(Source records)
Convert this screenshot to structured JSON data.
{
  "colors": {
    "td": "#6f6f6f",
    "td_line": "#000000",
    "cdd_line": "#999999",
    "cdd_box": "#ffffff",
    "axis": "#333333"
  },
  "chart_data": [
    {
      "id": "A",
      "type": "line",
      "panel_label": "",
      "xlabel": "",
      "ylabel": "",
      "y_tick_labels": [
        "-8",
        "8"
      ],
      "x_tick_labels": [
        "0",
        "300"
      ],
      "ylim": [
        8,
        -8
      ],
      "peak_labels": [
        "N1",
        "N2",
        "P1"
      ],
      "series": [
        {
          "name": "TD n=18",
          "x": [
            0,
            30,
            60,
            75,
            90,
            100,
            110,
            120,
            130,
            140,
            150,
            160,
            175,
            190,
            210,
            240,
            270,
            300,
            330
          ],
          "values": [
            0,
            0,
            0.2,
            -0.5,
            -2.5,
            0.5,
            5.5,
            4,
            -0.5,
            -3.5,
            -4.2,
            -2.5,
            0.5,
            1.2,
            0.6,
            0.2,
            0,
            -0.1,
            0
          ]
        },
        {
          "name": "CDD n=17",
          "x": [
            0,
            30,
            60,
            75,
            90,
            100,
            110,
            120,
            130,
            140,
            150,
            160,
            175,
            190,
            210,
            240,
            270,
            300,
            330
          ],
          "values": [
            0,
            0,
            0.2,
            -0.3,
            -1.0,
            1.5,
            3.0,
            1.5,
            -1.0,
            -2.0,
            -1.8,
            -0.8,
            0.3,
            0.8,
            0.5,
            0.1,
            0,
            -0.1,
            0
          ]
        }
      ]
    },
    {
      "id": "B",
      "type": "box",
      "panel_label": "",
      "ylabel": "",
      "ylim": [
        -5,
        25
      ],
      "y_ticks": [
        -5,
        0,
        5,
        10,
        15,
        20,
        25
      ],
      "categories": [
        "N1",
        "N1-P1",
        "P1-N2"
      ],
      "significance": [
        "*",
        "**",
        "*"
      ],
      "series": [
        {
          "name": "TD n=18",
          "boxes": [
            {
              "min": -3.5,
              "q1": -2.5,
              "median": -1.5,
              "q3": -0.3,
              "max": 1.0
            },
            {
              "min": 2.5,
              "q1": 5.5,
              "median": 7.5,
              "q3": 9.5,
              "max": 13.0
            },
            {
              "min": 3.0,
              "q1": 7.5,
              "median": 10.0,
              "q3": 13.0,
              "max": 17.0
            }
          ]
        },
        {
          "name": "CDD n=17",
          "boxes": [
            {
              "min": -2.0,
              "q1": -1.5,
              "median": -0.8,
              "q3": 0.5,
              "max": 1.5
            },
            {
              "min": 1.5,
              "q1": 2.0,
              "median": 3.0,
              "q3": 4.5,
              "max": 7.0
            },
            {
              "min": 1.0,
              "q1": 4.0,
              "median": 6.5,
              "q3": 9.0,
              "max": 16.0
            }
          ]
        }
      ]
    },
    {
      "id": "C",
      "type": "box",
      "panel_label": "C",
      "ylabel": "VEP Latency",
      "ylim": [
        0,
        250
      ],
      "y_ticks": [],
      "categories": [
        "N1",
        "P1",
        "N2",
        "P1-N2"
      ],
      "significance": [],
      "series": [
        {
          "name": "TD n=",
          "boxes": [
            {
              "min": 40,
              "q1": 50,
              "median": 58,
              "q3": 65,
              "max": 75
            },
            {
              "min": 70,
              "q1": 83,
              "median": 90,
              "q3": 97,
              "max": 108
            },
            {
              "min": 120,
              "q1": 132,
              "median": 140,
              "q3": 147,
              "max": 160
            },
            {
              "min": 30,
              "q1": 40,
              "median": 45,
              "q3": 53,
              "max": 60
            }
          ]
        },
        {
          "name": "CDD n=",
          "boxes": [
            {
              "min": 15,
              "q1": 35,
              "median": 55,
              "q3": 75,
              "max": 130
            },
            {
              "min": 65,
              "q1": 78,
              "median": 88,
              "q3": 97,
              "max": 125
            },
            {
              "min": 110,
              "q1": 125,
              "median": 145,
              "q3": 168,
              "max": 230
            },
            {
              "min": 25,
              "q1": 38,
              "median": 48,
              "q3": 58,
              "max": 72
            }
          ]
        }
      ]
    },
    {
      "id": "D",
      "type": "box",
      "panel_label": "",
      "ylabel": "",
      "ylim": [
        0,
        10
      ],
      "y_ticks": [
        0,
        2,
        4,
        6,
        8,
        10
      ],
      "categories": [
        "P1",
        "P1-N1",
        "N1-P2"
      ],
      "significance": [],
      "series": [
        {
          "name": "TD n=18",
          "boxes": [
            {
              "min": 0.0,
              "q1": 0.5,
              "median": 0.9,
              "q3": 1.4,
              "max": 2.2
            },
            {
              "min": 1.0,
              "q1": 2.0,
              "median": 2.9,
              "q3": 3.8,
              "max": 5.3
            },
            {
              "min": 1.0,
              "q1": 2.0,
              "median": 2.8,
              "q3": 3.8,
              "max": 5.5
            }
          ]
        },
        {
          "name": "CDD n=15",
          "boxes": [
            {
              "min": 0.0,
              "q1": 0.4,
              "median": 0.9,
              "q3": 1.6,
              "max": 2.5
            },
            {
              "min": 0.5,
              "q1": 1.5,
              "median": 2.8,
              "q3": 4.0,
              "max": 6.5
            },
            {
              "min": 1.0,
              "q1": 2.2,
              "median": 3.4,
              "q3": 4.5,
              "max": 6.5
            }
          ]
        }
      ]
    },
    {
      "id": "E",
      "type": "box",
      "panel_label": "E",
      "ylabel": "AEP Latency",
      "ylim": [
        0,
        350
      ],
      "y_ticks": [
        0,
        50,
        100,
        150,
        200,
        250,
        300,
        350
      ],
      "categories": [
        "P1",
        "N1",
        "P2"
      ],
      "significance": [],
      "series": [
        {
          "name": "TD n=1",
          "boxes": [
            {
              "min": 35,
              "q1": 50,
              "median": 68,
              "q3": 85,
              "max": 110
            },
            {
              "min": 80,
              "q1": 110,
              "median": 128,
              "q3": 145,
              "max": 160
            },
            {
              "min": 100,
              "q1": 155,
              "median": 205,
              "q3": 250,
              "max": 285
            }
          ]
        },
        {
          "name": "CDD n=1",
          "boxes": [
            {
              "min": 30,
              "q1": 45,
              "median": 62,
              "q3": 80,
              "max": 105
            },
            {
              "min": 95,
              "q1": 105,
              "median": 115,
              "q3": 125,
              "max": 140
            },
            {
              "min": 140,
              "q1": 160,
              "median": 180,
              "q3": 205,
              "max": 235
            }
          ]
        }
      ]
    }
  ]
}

YOUR GOAL:
Show all lines above holding "name".

WORKED SOLUTION:
          "name": "TD n=18",
          "name": "CDD n=17",
          "name": "TD n=18",
          "name": "CDD n=17",
          "name": "TD n=",
          "name": "CDD n=",
          "name": "TD n=18",
          "name": "CDD n=15",
          "name": "TD n=1",
          "name": "CDD n=1",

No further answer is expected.